**SUPPLIED DATA:**
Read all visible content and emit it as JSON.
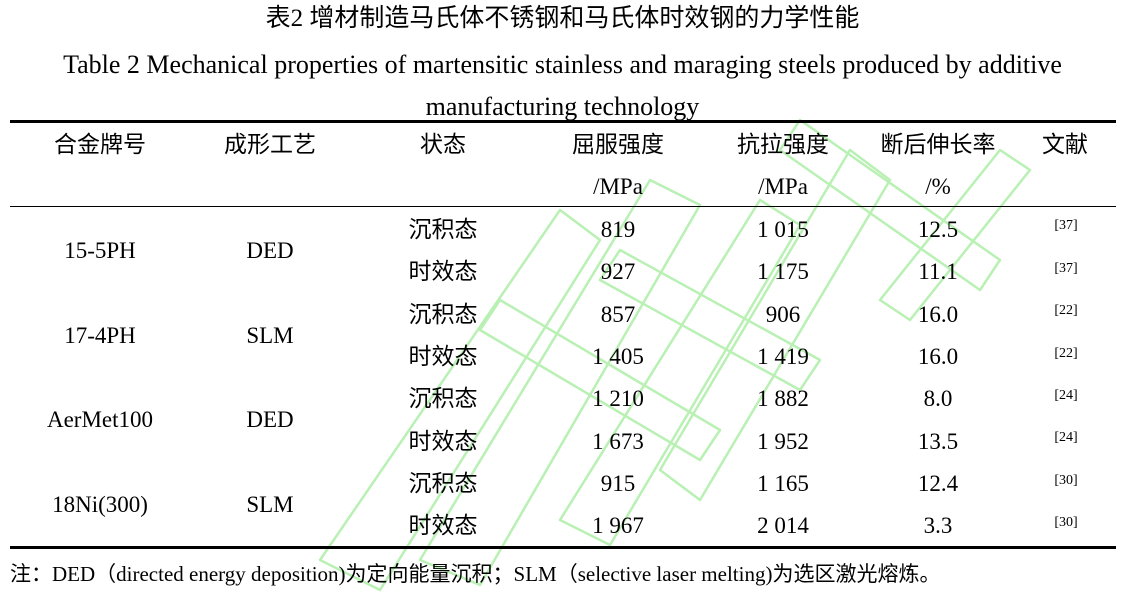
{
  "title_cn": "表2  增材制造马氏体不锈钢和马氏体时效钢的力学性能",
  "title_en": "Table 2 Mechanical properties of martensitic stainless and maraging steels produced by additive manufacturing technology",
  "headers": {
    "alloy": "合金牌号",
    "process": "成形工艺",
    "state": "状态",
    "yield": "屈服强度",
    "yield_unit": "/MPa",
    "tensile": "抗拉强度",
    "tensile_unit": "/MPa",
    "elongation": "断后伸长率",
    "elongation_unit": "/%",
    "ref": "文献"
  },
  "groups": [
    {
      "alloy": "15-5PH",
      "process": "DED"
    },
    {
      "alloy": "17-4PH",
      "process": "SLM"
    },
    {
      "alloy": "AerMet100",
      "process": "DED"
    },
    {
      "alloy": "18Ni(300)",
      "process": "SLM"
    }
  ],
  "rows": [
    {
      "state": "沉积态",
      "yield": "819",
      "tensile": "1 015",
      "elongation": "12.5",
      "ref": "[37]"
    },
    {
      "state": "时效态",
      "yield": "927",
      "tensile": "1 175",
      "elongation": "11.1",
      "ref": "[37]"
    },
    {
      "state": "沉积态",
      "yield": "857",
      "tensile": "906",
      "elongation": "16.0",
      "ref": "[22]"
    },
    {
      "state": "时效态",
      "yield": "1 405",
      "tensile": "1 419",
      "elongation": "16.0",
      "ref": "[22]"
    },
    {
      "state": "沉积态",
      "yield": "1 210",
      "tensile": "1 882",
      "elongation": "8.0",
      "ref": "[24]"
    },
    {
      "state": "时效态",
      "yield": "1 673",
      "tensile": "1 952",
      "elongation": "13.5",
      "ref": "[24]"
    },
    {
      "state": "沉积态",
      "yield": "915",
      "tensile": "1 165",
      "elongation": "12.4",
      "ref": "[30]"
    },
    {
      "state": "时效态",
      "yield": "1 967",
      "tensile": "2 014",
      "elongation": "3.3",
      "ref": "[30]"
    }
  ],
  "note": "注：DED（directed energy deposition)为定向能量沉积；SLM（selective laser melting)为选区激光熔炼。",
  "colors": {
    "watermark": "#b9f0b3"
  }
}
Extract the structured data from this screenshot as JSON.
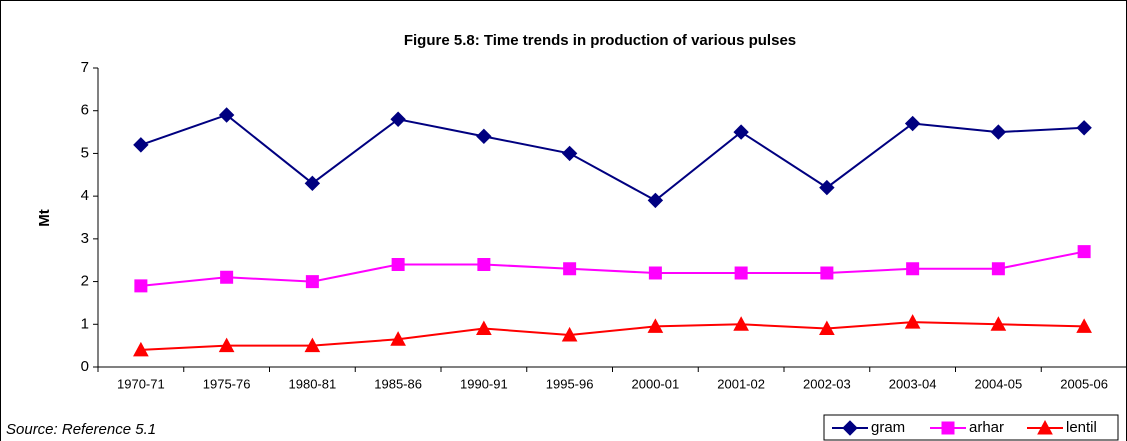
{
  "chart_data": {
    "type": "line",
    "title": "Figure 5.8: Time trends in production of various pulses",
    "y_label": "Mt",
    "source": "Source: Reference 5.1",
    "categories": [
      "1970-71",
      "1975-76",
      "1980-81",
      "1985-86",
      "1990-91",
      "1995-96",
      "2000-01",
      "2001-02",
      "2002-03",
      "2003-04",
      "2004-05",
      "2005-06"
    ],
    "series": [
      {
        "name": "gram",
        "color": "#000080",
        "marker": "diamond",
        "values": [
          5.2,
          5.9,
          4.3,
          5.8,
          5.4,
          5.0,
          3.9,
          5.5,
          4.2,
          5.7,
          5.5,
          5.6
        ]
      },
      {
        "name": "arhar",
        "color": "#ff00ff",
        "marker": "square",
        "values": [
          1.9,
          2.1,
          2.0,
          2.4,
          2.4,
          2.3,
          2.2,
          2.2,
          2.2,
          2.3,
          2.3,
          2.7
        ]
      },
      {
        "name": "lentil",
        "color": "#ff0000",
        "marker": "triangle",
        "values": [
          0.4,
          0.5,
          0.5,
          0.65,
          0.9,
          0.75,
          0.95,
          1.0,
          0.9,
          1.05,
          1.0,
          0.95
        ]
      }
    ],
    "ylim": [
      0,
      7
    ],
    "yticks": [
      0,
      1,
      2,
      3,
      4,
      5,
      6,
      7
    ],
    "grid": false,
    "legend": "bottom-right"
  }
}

**BRIEF:**
Without the pictures, return all the records precisely as they stand.

**CORRECT RESULT:**
Read all visible content and emit it as JSON.
{
  "title_cn": "表2  增材制造马氏体不锈钢和马氏体时效钢的力学性能",
  "title_en": "Table 2 Mechanical properties of martensitic stainless and maraging steels produced by additive manufacturing technology",
  "headers": {
    "alloy": "合金牌号",
    "process": "成形工艺",
    "state": "状态",
    "yield": "屈服强度",
    "yield_unit": "/MPa",
    "tensile": "抗拉强度",
    "tensile_unit": "/MPa",
    "elongation": "断后伸长率",
    "elongation_unit": "/%",
    "ref": "文献"
  },
  "groups": [
    {
      "alloy": "15-5PH",
      "process": "DED"
    },
    {
      "alloy": "17-4PH",
      "process": "SLM"
    },
    {
      "alloy": "AerMet100",
      "process": "DED"
    },
    {
      "alloy": "18Ni(300)",
      "process": "SLM"
    }
  ],
  "rows": [
    {
      "state": "沉积态",
      "yield": "819",
      "tensile": "1 015",
      "elongation": "12.5",
      "ref": "[37]"
    },
    {
      "state": "时效态",
      "yield": "927",
      "tensile": "1 175",
      "elongation": "11.1",
      "ref": "[37]"
    },
    {
      "state": "沉积态",
      "yield": "857",
      "tensile": "906",
      "elongation": "16.0",
      "ref": "[22]"
    },
    {
      "state": "时效态",
      "yield": "1 405",
      "tensile": "1 419",
      "elongation": "16.0",
      "ref": "[22]"
    },
    {
      "state": "沉积态",
      "yield": "1 210",
      "tensile": "1 882",
      "elongation": "8.0",
      "ref": "[24]"
    },
    {
      "state": "时效态",
      "yield": "1 673",
      "tensile": "1 952",
      "elongation": "13.5",
      "ref": "[24]"
    },
    {
      "state": "沉积态",
      "yield": "915",
      "tensile": "1 165",
      "elongation": "12.4",
      "ref": "[30]"
    },
    {
      "state": "时效态",
      "yield": "1 967",
      "tensile": "2 014",
      "elongation": "3.3",
      "ref": "[30]"
    }
  ],
  "note": "注：DED（directed energy deposition)为定向能量沉积；SLM（selective laser melting)为选区激光熔炼。",
  "colors": {
    "watermark": "#b9f0b3"
  }
}
Extract the structured data from this screenshot as JSON.
{
  "chart_data": {
    "type": "line",
    "title": "Figure 5.8: Time trends in production of various pulses",
    "y_label": "Mt",
    "source": "Source: Reference 5.1",
    "categories": [
      "1970-71",
      "1975-76",
      "1980-81",
      "1985-86",
      "1990-91",
      "1995-96",
      "2000-01",
      "2001-02",
      "2002-03",
      "2003-04",
      "2004-05",
      "2005-06"
    ],
    "series": [
      {
        "name": "gram",
        "color": "#000080",
        "marker": "diamond",
        "values": [
          5.2,
          5.9,
          4.3,
          5.8,
          5.4,
          5.0,
          3.9,
          5.5,
          4.2,
          5.7,
          5.5,
          5.6
        ]
      },
      {
        "name": "arhar",
        "color": "#ff00ff",
        "marker": "square",
        "values": [
          1.9,
          2.1,
          2.0,
          2.4,
          2.4,
          2.3,
          2.2,
          2.2,
          2.2,
          2.3,
          2.3,
          2.7
        ]
      },
      {
        "name": "lentil",
        "color": "#ff0000",
        "marker": "triangle",
        "values": [
          0.4,
          0.5,
          0.5,
          0.65,
          0.9,
          0.75,
          0.95,
          1.0,
          0.9,
          1.05,
          1.0,
          0.95
        ]
      }
    ],
    "ylim": [
      0,
      7
    ],
    "yticks": [
      0,
      1,
      2,
      3,
      4,
      5,
      6,
      7
    ],
    "grid": false,
    "legend": "bottom-right"
  }
}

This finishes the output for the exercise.